### Work to complete
Compile every line that includes the word "Waltke".

::: Material

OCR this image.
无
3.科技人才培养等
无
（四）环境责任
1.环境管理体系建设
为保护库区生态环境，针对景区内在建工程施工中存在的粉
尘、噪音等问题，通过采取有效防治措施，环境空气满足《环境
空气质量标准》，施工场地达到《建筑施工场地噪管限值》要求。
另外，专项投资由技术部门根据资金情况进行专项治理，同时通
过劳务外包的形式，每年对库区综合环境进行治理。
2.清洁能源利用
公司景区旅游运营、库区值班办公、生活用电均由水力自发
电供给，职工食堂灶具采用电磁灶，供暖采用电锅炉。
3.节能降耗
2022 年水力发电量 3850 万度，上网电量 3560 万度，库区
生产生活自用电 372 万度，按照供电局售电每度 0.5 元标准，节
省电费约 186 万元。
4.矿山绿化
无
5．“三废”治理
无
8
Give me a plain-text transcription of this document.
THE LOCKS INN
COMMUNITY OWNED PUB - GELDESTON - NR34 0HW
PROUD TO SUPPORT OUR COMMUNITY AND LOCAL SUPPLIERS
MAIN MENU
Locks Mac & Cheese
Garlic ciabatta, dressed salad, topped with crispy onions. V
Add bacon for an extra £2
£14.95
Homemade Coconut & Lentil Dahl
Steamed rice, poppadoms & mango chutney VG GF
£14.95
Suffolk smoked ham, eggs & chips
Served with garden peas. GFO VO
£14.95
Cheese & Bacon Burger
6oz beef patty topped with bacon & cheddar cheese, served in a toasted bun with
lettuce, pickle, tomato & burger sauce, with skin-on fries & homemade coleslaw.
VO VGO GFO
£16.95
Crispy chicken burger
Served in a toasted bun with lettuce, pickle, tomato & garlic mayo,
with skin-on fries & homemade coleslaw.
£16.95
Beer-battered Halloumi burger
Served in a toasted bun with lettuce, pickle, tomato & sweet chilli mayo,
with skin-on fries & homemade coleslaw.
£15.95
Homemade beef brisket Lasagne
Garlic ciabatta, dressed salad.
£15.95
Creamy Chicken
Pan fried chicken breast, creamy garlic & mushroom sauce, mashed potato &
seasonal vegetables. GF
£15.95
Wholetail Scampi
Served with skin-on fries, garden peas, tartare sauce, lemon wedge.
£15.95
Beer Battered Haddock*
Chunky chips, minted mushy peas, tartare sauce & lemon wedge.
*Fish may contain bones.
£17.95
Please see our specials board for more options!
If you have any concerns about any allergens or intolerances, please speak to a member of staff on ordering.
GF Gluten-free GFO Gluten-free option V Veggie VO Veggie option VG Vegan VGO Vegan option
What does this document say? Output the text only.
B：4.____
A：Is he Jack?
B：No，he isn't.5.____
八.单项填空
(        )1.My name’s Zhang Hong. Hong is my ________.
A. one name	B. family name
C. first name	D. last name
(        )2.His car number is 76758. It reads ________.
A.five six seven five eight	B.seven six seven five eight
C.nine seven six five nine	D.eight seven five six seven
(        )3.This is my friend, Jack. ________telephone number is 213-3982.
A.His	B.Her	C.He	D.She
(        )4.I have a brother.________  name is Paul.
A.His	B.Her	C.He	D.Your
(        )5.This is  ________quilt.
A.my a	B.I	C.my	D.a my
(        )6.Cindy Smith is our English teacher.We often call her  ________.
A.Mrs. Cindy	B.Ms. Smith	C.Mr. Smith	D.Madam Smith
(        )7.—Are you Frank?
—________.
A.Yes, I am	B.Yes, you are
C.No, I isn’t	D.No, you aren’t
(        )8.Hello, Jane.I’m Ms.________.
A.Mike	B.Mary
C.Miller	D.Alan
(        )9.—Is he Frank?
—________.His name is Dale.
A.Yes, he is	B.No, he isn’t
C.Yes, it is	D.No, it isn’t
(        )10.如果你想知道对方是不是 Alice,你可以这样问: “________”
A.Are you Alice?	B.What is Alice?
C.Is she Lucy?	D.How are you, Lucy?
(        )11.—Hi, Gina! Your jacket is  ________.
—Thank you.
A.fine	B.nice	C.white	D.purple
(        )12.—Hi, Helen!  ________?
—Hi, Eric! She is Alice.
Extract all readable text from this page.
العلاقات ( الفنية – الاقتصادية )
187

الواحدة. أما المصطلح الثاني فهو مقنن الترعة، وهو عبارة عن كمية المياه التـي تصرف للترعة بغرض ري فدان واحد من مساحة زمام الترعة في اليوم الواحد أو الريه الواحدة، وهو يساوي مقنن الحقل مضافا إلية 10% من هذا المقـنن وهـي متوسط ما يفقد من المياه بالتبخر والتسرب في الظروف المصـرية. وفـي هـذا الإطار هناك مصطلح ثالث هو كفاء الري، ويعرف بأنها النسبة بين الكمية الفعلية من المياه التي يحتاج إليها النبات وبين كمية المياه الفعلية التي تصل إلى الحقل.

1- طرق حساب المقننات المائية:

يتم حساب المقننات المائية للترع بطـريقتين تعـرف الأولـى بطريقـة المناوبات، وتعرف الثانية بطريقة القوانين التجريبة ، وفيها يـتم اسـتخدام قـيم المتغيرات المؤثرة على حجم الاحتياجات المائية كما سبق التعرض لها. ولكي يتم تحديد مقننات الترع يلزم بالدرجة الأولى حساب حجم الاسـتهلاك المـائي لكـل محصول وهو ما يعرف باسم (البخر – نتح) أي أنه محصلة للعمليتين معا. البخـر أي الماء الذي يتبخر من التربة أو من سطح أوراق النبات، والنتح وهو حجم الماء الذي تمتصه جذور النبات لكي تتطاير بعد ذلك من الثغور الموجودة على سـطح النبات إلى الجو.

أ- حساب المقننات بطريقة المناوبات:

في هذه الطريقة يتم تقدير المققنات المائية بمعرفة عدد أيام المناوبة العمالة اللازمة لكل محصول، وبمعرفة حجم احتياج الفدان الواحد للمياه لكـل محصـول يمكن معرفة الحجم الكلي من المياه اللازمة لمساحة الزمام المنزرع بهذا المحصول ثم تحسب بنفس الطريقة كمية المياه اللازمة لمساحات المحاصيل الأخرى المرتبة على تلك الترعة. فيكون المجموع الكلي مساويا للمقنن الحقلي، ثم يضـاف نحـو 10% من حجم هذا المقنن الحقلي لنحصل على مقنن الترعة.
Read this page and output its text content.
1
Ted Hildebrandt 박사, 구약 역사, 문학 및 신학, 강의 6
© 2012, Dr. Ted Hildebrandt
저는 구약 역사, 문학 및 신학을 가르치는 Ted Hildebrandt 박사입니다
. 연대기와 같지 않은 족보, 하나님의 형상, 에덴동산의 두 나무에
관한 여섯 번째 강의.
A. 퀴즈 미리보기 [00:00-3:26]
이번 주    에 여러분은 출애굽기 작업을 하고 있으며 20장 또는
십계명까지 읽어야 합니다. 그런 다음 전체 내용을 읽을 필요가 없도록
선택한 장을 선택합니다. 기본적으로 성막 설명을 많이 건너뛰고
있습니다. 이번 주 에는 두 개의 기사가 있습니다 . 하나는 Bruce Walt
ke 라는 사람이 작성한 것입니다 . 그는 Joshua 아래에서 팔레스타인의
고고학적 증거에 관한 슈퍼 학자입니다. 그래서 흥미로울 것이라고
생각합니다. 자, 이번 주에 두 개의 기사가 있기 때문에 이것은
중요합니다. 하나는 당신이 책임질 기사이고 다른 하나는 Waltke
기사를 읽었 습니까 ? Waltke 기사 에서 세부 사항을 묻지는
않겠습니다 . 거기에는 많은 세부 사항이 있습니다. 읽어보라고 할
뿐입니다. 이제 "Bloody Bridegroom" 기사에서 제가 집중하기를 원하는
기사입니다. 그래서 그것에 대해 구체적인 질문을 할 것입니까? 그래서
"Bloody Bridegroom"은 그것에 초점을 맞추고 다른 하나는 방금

::::::

### The reply
중요합니다. 하나는 당신이 책임질 기사이고 다른 하나는 Waltke
기사를 읽었 습니까 ? Waltke 기사 에서 세부 사항을 묻지는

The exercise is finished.